What is required
Write out the lines from the line containing "Read all visible content and emit it as JSON." through the final line of the listing below, exactly, omitting every other line.

Entries shown
_ _ _ _

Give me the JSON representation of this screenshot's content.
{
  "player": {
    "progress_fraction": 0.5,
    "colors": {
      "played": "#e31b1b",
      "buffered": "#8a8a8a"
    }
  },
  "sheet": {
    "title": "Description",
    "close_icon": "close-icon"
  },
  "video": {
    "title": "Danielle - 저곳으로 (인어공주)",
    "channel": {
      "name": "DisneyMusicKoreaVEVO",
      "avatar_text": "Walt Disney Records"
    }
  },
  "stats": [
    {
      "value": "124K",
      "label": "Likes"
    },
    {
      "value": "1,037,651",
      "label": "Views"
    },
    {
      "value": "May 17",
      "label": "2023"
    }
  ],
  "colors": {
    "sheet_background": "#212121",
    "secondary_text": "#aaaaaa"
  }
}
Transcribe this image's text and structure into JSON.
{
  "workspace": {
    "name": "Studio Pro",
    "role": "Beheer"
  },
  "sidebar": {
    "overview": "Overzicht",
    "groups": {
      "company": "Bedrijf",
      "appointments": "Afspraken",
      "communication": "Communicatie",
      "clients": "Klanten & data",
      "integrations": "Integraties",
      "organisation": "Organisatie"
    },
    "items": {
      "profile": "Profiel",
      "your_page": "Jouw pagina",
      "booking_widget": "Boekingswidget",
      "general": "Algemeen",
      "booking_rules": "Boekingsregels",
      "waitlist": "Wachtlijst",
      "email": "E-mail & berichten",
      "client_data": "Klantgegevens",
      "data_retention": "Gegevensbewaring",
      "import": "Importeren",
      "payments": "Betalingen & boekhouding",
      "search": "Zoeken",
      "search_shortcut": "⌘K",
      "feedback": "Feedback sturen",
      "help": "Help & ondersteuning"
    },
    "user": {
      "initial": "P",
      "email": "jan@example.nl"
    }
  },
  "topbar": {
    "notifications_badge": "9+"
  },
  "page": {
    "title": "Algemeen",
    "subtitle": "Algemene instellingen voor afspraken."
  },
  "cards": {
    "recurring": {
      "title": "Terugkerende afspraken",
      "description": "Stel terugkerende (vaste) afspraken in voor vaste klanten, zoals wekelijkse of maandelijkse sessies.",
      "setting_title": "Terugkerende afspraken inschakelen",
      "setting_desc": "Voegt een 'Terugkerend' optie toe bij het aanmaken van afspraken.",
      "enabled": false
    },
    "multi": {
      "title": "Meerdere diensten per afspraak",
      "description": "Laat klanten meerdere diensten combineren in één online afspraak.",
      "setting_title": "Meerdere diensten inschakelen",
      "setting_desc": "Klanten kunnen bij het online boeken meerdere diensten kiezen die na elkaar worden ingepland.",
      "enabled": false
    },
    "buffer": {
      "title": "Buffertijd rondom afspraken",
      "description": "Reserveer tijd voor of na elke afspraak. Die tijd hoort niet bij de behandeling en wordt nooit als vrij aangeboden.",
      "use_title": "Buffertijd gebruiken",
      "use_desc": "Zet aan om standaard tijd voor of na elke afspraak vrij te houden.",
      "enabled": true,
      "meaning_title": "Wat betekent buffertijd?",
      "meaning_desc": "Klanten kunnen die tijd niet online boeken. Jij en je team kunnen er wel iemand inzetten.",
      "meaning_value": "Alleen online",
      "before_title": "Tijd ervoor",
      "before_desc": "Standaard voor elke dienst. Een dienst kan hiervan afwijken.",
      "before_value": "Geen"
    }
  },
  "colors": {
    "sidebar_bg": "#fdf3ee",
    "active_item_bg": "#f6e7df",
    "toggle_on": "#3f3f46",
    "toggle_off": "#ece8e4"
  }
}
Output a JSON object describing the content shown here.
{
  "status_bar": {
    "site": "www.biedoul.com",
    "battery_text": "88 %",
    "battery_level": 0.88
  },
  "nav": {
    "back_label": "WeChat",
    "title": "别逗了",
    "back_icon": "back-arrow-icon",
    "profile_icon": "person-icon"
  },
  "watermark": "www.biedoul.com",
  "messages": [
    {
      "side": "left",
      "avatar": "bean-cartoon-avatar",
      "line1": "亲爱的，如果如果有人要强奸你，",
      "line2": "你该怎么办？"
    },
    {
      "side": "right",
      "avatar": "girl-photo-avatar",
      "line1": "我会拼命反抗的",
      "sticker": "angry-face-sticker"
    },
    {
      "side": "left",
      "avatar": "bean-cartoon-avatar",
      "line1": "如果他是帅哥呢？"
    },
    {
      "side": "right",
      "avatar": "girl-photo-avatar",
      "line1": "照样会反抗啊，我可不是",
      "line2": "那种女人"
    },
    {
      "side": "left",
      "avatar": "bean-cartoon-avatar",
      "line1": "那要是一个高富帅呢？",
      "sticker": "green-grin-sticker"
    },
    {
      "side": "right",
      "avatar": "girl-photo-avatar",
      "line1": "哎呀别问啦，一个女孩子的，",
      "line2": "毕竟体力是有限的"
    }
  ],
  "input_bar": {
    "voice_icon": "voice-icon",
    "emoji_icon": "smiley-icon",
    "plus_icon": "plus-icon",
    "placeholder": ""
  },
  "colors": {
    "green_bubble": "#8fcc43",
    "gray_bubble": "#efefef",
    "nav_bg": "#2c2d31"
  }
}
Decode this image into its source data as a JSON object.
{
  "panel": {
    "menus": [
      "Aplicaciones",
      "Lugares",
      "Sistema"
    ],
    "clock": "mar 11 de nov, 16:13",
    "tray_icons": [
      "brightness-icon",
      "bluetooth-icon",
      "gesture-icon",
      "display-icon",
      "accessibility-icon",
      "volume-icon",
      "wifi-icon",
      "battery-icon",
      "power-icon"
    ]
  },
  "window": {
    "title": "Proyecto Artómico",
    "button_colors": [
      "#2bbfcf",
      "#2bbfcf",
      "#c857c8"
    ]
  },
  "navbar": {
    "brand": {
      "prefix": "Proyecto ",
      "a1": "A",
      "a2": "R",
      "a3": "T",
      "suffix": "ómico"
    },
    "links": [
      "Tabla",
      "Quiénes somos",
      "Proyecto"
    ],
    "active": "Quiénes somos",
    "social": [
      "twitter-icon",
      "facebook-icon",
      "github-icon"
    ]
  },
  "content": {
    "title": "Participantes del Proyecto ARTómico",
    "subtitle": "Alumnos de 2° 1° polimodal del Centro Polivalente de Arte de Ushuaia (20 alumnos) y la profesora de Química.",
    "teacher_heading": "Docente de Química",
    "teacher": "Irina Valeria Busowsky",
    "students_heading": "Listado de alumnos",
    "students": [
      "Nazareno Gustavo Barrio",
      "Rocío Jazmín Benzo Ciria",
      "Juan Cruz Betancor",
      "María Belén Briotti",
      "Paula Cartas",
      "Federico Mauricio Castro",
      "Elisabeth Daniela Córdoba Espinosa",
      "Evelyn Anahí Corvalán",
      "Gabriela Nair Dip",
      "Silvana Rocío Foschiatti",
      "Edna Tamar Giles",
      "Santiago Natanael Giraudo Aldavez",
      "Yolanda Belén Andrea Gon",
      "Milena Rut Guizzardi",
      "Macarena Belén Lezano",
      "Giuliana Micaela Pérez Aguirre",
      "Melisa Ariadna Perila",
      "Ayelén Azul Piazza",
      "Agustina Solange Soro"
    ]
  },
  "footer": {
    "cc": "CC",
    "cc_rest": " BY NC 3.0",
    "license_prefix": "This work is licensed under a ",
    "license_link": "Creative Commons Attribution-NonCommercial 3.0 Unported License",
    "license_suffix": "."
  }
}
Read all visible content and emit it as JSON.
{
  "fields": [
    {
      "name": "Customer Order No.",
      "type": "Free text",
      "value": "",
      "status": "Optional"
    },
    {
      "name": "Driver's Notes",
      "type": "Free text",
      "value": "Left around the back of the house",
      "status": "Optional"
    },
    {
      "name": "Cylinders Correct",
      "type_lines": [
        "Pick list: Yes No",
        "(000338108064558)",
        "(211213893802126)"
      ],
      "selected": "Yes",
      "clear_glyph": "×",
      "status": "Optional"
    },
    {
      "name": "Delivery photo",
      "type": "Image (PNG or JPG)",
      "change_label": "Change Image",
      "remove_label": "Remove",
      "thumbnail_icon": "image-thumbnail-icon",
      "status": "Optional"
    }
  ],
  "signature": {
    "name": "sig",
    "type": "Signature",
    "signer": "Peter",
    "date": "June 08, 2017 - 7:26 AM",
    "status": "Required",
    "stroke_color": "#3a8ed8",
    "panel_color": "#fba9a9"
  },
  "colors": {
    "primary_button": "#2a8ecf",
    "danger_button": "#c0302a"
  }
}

_ _ _ _

Reply to the task
Read all visible content and emit it as JSON.
{
  "fields": [
    {
      "name": "Customer Order No.",
      "type": "Free text",
      "value": "",
      "status": "Optional"
    },
    {
      "name": "Driver's Notes",
      "type": "Free text",
      "value": "Left around the back of the house",
      "status": "Optional"
    },
    {
      "name": "Cylinders Correct",
      "type_lines": [
        "Pick list: Yes No",
        "(000338108064558)",
        "(211213893802126)"
      ],
      "selected": "Yes",
      "clear_glyph": "×",
      "status": "Optional"
    },
    {
      "name": "Delivery photo",
      "type": "Image (PNG or JPG)",
      "change_label": "Change Image",
      "remove_label": "Remove",
      "thumbnail_icon": "image-thumbnail-icon",
      "status": "Optional"
    }
  ],
  "signature": {
    "name": "sig",
    "type": "Signature",
    "signer": "Peter",
    "date": "June 08, 2017 - 7:26 AM",
    "status": "Required",
    "stroke_color": "#3a8ed8",
    "panel_color": "#fba9a9"
  },
  "colors": {
    "primary_button": "#2a8ecf",
    "danger_button": "#c0302a"
  }
}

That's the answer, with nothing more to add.